Written exercise 1:
Copy the entries word for word, from the line with "upload-date: Date. 2022/05/24" up to and including the line with "605, 789, 647]".

Extract to read:
|---|
This summer, scientists have confirmed the existence of Late Blight in Central Pennsylvania.  Maybe we won’t die if we get no potatoes, and for most of us the potato season is over anyway, but there is still the problem of Late Blight, which can still affect tomatoes and eggplant.   Unfortunately, if you notice any signs of Late Blight in your garden, you MUST DESTROY THE BLIGHTED PLANT by uprooting it and removing it completely, or else  blight will spread automatically to the healthy plants.

Some really good pictures of what it looks like on a tomato plant:

Fortunately, modern science gives the solution of spraying anti-fungals which prevents the Late Blight.

If you don’t have blight and you don’t ever want it in your garden, start spraying with fungicides.  I use the Bonide Product pictured above.  You may also use Daconil.  Tomatoes, eggplants and squash are sprayed at least once every two weeks. Both of these fungicides are available at Stouffer’s of Kissel Hill on Linglestown Road.  But any fungicide that is marked for use in vegetable gardens will do.  It is essential that you keep Late Blight out of your garden because it will keep coming back year after year and it will kill plants other than just potatoes and tomatoes.

Speaking of potatoes. . .

Digging Potatoes—New or Storage?
|---|
Records for this task:
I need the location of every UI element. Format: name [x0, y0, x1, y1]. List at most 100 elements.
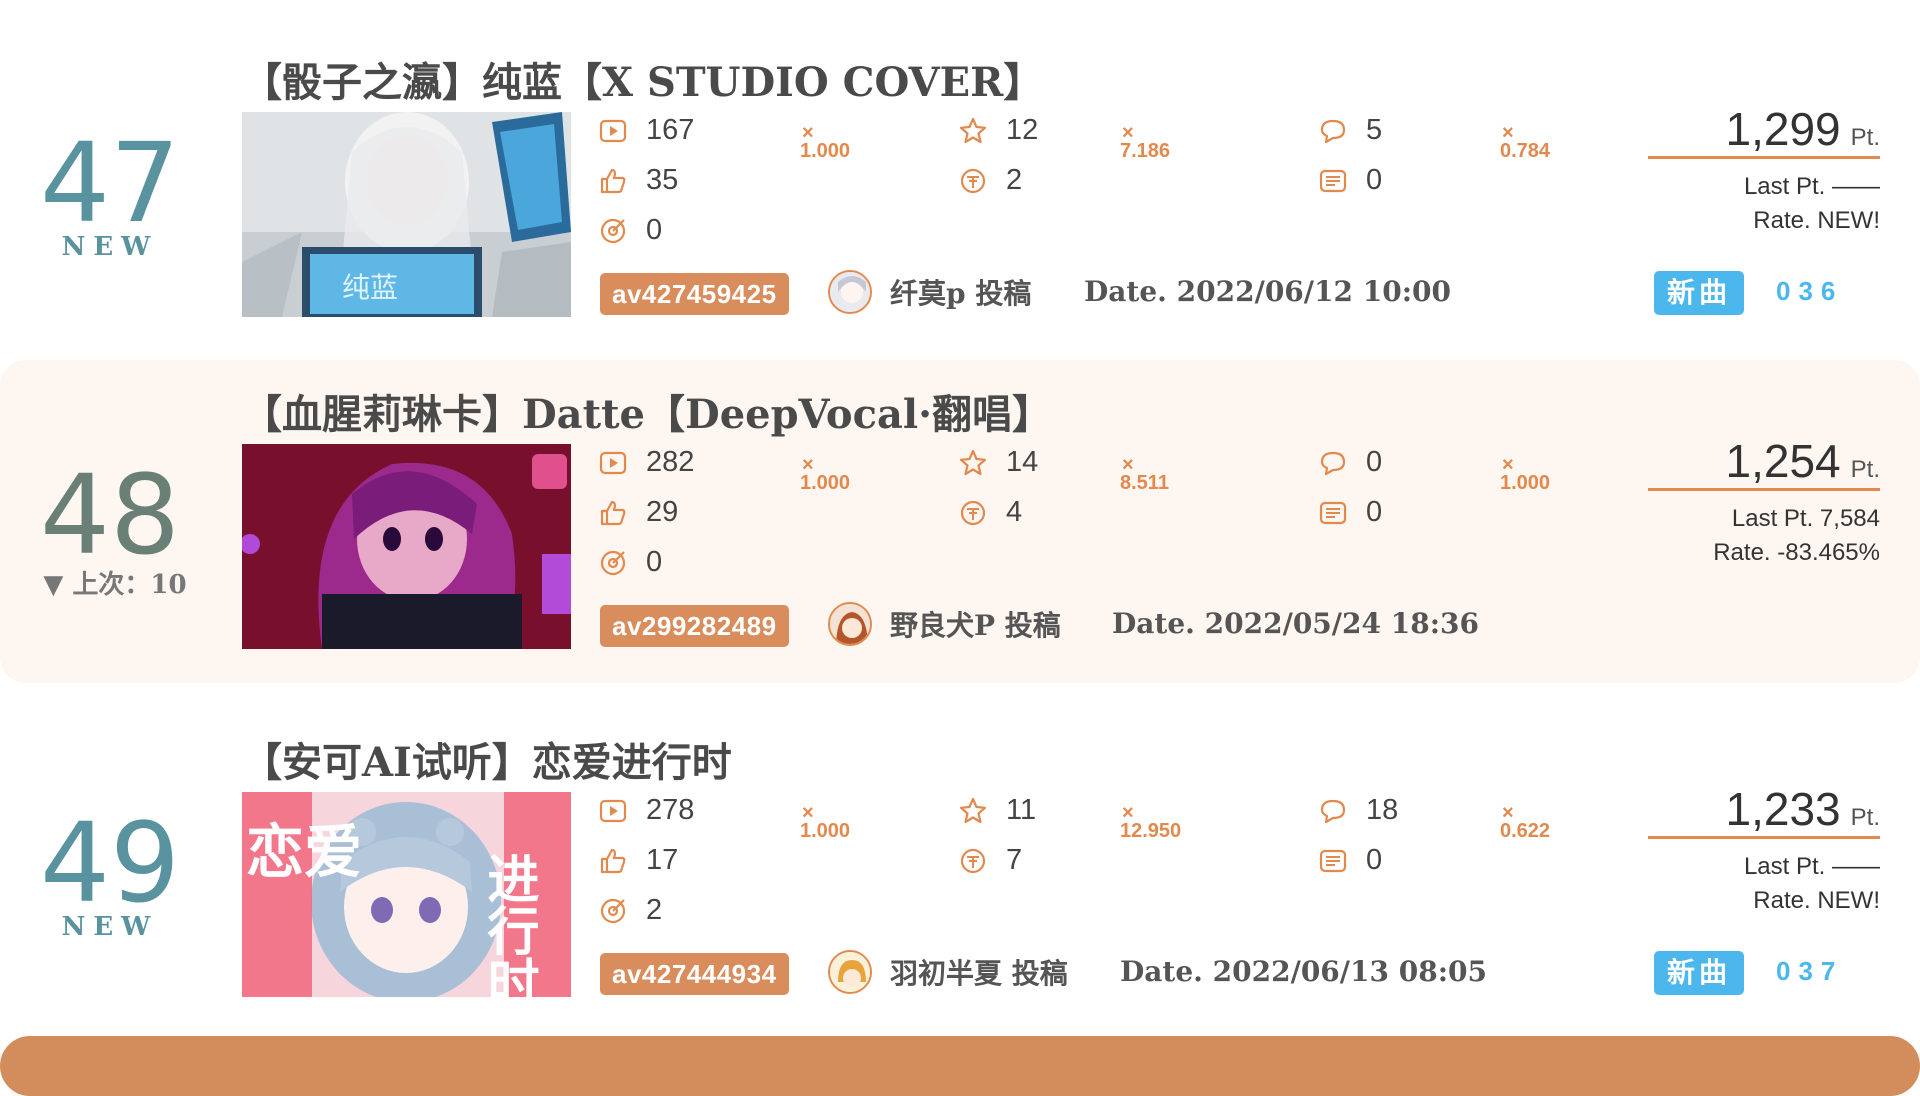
upload-date: Date. 2022/05/24 18:36	[1112, 607, 1479, 640]
share-count: 2	[646, 894, 663, 926]
favorites-count: 12	[1006, 114, 1039, 146]
uploader-avatar[interactable]	[828, 950, 872, 994]
uploader-name: 纤莫p 投稿	[890, 277, 1032, 310]
rank-status: NEW	[61, 232, 159, 262]
points: 1,233 Pt.	[1726, 782, 1880, 836]
views-count: 278	[646, 794, 695, 826]
comments-multiplier: × 0.784	[1500, 122, 1551, 162]
favorites-multiplier: × 12.950	[1120, 802, 1182, 842]
coins-stat: 2	[958, 164, 1022, 197]
rank-number: 47	[40, 119, 180, 247]
points-info: Last Pt. 7,584 Rate. -83.465%	[1713, 502, 1880, 570]
target-icon	[600, 550, 626, 575]
av-id-link[interactable]: av299282489	[600, 605, 789, 647]
video-title[interactable]: 【骰子之瀛】纯蓝【X STUDIO COVER】	[242, 50, 1043, 108]
rate: Rate. NEW!	[1753, 887, 1880, 914]
points: 1,299 Pt.	[1726, 102, 1880, 156]
last-points: Last Pt. ——	[1743, 853, 1880, 880]
comment-icon	[1320, 799, 1346, 823]
danmaku-icon	[1319, 849, 1347, 872]
share-stat: 0	[598, 214, 662, 247]
likes-count: 17	[646, 844, 679, 876]
points: 1,254 Pt.	[1726, 434, 1880, 488]
danmaku-stat: 0	[1318, 844, 1382, 877]
play-icon	[599, 119, 627, 142]
new-song-badge: 新曲	[1654, 271, 1744, 315]
play-icon	[599, 799, 627, 822]
share-count: 0	[646, 214, 663, 246]
comment-icon	[1320, 451, 1346, 475]
thumbs-up-icon	[600, 500, 626, 525]
bottom-bar	[0, 1036, 1920, 1096]
favorites-stat: 11	[958, 794, 1036, 827]
thumbs-up-icon	[600, 168, 626, 193]
video-thumbnail[interactable]: 纯蓝	[242, 112, 571, 317]
av-id-link[interactable]: av427459425	[600, 273, 789, 315]
coin-icon	[960, 848, 986, 873]
points-divider	[1648, 488, 1880, 491]
new-song-badge: 新曲	[1654, 951, 1744, 995]
uploader[interactable]: 羽初半夏 投稿	[828, 950, 1068, 994]
points-value: 1,299	[1725, 103, 1841, 155]
uploader-name: 野良犬P 投稿	[890, 609, 1061, 642]
coin-icon	[960, 500, 986, 525]
star-icon	[959, 449, 987, 475]
av-id-link[interactable]: av427444934	[600, 953, 789, 995]
coin-icon	[960, 168, 986, 193]
comments-stat: 0	[1318, 446, 1382, 479]
danmaku-stat: 0	[1318, 496, 1382, 529]
comments-stat: 18	[1318, 794, 1398, 827]
views-stat: 282	[598, 446, 694, 479]
rank-number: 48	[40, 451, 180, 579]
svg-text:进行时: 进行时	[478, 852, 539, 997]
points-info: Last Pt. —— Rate. NEW!	[1744, 850, 1880, 918]
uploader-avatar[interactable]	[828, 602, 872, 646]
rank-status: ▼ 上次：10	[43, 570, 187, 600]
comments-multiplier: × 0.622	[1500, 802, 1551, 842]
rate: Rate. NEW!	[1753, 207, 1880, 234]
video-thumbnail[interactable]	[242, 444, 571, 649]
likes-stat: 35	[598, 164, 678, 197]
danmaku-icon	[1319, 501, 1347, 524]
points-info: Last Pt. —— Rate. NEW!	[1744, 170, 1880, 238]
points-value: 1,233	[1725, 783, 1841, 835]
comments-count: 18	[1366, 794, 1399, 826]
comments-stat: 5	[1318, 114, 1382, 147]
comments-count: 5	[1366, 114, 1383, 146]
thumbs-up-icon	[600, 848, 626, 873]
uploader[interactable]: 纤莫p 投稿	[828, 270, 1031, 314]
favorites-multiplier: × 7.186	[1120, 122, 1171, 162]
views-multiplier: × 1.000	[800, 122, 851, 162]
svg-text:纯蓝: 纯蓝	[342, 271, 398, 304]
points-divider	[1648, 156, 1880, 159]
comment-icon	[1320, 119, 1346, 143]
uploader-avatar[interactable]	[828, 270, 872, 314]
coins-stat: 4	[958, 496, 1022, 529]
likes-stat: 29	[598, 496, 678, 529]
video-title[interactable]: 【安可AI试听】恋爱进行时	[242, 730, 732, 788]
favorites-count: 14	[1006, 446, 1039, 478]
danmaku-icon	[1319, 169, 1347, 192]
views-multiplier: × 1.000	[800, 802, 851, 842]
uploader-name: 羽初半夏 投稿	[890, 957, 1068, 990]
target-icon	[600, 218, 626, 243]
uploader[interactable]: 野良犬P 投稿	[828, 602, 1061, 646]
views-count: 282	[646, 446, 695, 478]
coins-stat: 7	[958, 844, 1022, 877]
points-value: 1,254	[1725, 435, 1841, 487]
views-count: 167	[646, 114, 695, 146]
upload-date: Date. 2022/06/12 10:00	[1084, 275, 1451, 308]
favorites-stat: 12	[958, 114, 1038, 147]
favorites-multiplier: × 8.511	[1120, 454, 1169, 494]
points-unit: Pt.	[1850, 804, 1880, 831]
views-stat: 278	[598, 794, 694, 827]
comments-count: 0	[1366, 446, 1383, 478]
last-points: Last Pt. ——	[1743, 173, 1880, 200]
star-icon	[959, 117, 987, 143]
video-thumbnail[interactable]: 恋爱 进行时	[242, 792, 571, 997]
ranking-entry-47: 47 NEW 【骰子之瀛】纯蓝【X STUDIO COVER】 纯蓝 167 3…	[0, 40, 1920, 363]
video-title[interactable]: 【血腥莉琳卡】Datte【DeepVocal·翻唱】	[242, 382, 1052, 440]
danmaku-count: 0	[1366, 844, 1383, 876]
upload-date: Date. 2022/06/13 08:05	[1120, 955, 1487, 988]
comments-multiplier: × 1.000	[1500, 454, 1551, 494]
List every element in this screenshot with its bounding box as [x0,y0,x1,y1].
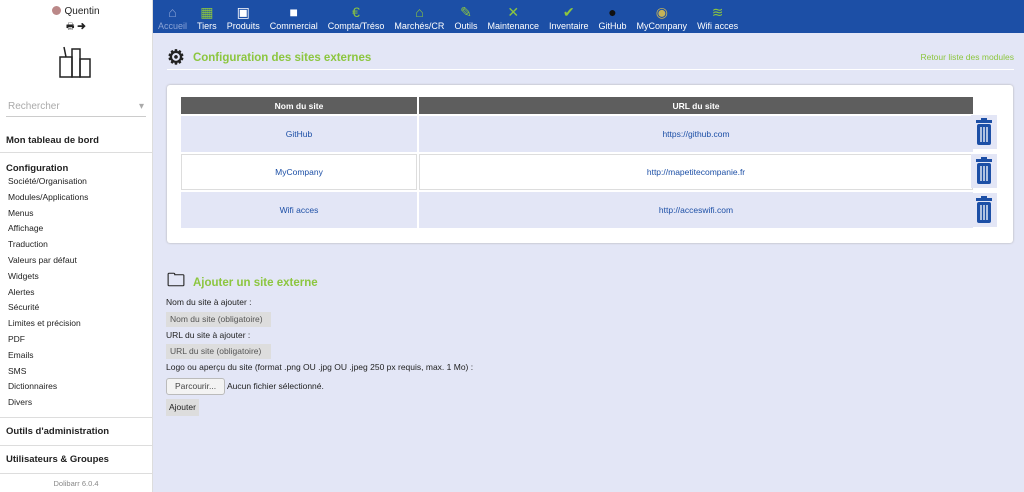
site-url[interactable]: https://github.com [419,116,973,152]
browse-button[interactable]: Parcourir... [166,377,226,395]
nav-commercial[interactable]: ■ Commercial [265,0,323,31]
sidebar-item[interactable]: Valeurs par défaut [0,253,152,269]
avatar [52,6,62,15]
top-nav: ⌂ Accueil ▦ Tiers ▣ Produits ■ Commercial € Compt… [153,0,1024,33]
nav-tiers[interactable]: ▦ Tiers [192,0,222,31]
header-url: URL du site [419,97,973,114]
inventory-icon: ✔ [562,4,575,20]
url-label: URL du site à ajouter : [166,329,251,340]
site-url[interactable]: http://acceswifi.com [419,192,973,228]
logo-label: Logo ou aperçu du site (format .png OU .… [166,362,474,372]
trash-icon[interactable] [971,154,997,188]
nav-label: Accueil [158,21,188,31]
chevron-down-icon: ▾ [138,101,144,112]
nav-label: Maintenance [487,21,539,31]
briefcase-icon: ■ [289,4,298,20]
site-url[interactable]: http://mapetitecompanie.fr [419,154,973,190]
sites-table: Nom du site URL du site GitHub https://git… [179,95,975,230]
sidebar-item[interactable]: Sécurité [0,300,152,316]
header-name: Nom du site [181,97,417,114]
sidebar-item[interactable]: Alertes [0,285,152,301]
github-icon: ● [608,4,617,20]
table-row: MyCompany http://mapetitecompanie.fr [181,154,973,190]
print-icon[interactable]: 🖶 [66,21,75,31]
sidebar-dashboard[interactable]: Mon tableau de bord [0,135,152,146]
site-name-input[interactable]: Nom du site (obligatoire) [166,311,271,327]
user-menu[interactable]: Quentin [0,6,152,17]
home-icon: ⌂ [168,4,177,20]
trash-icon[interactable] [971,193,997,227]
no-file-text: Aucun fichier sélectionné. [227,380,324,391]
sidebar-item[interactable]: Limites et précision [0,316,152,332]
page-title: Configuration des sites externes [192,51,372,64]
company-logo [59,46,91,78]
sidebar-users-groups[interactable]: Utilisateurs & Groupes [0,454,152,465]
search-input[interactable]: Rechercher ▾ [6,97,146,117]
site-name[interactable]: MyCompany [181,154,417,190]
nav-wifi-acces[interactable]: ≋ Wifi acces [692,0,743,31]
nav-march-s-cr[interactable]: ⌂ Marchés/CR [389,0,449,31]
sidebar: Quentin 🖶 ➜ Rechercher ▾ Mon tableau de b… [0,0,153,492]
nav-inventaire[interactable]: ✔ Inventaire [544,0,594,31]
sidebar-item[interactable]: Affichage [0,221,152,237]
nav-label: Commercial [269,21,318,31]
add-button[interactable]: Ajouter [166,399,199,416]
sidebar-admin-tools[interactable]: Outils d'administration [0,426,152,437]
nav-label: GitHub [598,21,627,31]
sidebar-item[interactable]: Traduction [0,237,152,253]
nav-label: Compta/Tréso [327,21,385,31]
search-placeholder: Rechercher [8,101,60,112]
wifi-icon: ≋ [711,4,724,20]
table-row: GitHub https://github.com [181,116,973,152]
nav-label: Outils [454,21,478,31]
sidebar-item[interactable]: Société/Organisation [0,174,152,190]
sidebar-item[interactable]: Widgets [0,269,152,285]
gear-icon: ⚙ [167,47,185,69]
nav-label: Marchés/CR [394,21,445,31]
sites-table-card: Nom du site URL du site GitHub https://git… [167,85,1013,243]
back-link[interactable]: Retour liste des modules [920,52,1014,62]
site-name[interactable]: GitHub [181,116,417,152]
nav-accueil[interactable]: ⌂ Accueil [153,0,192,31]
main-content: ⚙ Configuration des sites externes Retour… [153,33,1024,492]
sidebar-item[interactable]: Divers [0,395,152,411]
nav-produits[interactable]: ▣ Produits [222,0,265,31]
euro-icon: € [352,4,360,20]
trash-icon[interactable] [971,115,997,149]
pencil-icon: ✎ [460,4,472,20]
image-icon: ▣ [236,4,250,20]
logout-icon[interactable]: ➜ [77,21,86,31]
nav-label: Wifi acces [697,21,739,31]
sidebar-item[interactable]: Emails [0,348,152,364]
nav-github[interactable]: ● GitHub [594,0,632,31]
site-url-input[interactable]: URL du site (obligatoire) [166,344,271,359]
nav-label: Produits [226,21,260,31]
user-name: Quentin [64,6,100,17]
version-label: Dolibarr 6.0.4 [53,479,99,488]
nav-label: MyCompany [636,21,688,31]
sidebar-item[interactable]: Dictionnaires [0,379,152,395]
bank-icon: ⌂ [415,4,424,20]
table-row: Wifi acces http://acceswifi.com [181,192,973,228]
add-site-form: Nom du site à ajouter : Nom du site (obl… [166,295,473,416]
sidebar-item[interactable]: SMS [0,364,152,380]
nav-label: Inventaire [549,21,589,31]
tools-icon: ✕ [507,4,520,20]
name-label: Nom du site à ajouter : [166,297,252,307]
add-title: Ajouter un site externe [193,277,318,289]
mycompany-icon: ◉ [655,4,668,20]
nav-maintenance[interactable]: ✕ Maintenance [482,0,544,31]
nav-compta-tr-so[interactable]: € Compta/Tréso [323,0,390,31]
nav-mycompany[interactable]: ◉ MyCompany [632,0,693,31]
sidebar-item[interactable]: PDF [0,332,152,348]
sidebar-item[interactable]: Modules/Applications [0,190,152,206]
nav-label: Tiers [197,21,217,31]
site-name[interactable]: Wifi acces [181,192,417,228]
sidebar-configuration[interactable]: Configuration [0,163,152,174]
folder-icon: 🗀 [167,270,185,290]
building-icon: ▦ [200,4,214,20]
nav-outils[interactable]: ✎ Outils [449,0,482,31]
sidebar-item[interactable]: Menus [0,206,152,222]
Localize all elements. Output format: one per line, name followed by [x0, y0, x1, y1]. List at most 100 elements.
|---|
Written exercise 2:
In the Late Blight text, take the passage from "This summer, scientists" up to and including "the healthy plants." and write it out again with "tomatoes" replaced by "peppers".

Correct response 1:
upload-date: Date. 2022/05/24 18:36	[1112, 607, 1479, 640]
share-count: 2	[646, 894, 663, 926]
favorites-count: 12	[1006, 114, 1039, 146]
uploader-avatar[interactable]	[828, 950, 872, 994]
uploader-name: 纤莫p 投稿	[890, 277, 1032, 310]
rank-status: NEW	[61, 232, 159, 262]
points: 1,233 Pt.	[1726, 782, 1880, 836]
views-count: 278	[646, 794, 695, 826]
comments-multiplier: × 0.784	[1500, 122, 1551, 162]
favorites-multiplier: × 12.950	[1120, 802, 1182, 842]
coins-stat: 2	[958, 164, 1022, 197]
rank-number: 47	[40, 119, 180, 247]
points-info: Last Pt. 7,584 Rate. -83.465%	[1713, 502, 1880, 570]
target-icon	[600, 550, 626, 575]
av-id-link[interactable]: av299282489	[600, 605, 789, 647]

Correct response 2:
This summer, scientists have confirmed the existence of Late Blight in Central Pennsylvania.  Maybe we won’t die if we get no potatoes, and for most of us the potato season is over anyway, but there is still the problem of Late Blight, which can still affect peppers and eggplant.   Unfortunately, if you notice any signs of Late Blight in your garden, you MUST DESTROY THE BLIGHTED PLANT by uprooting it and removing it completely, or else  blight will spread automatically to the healthy plants.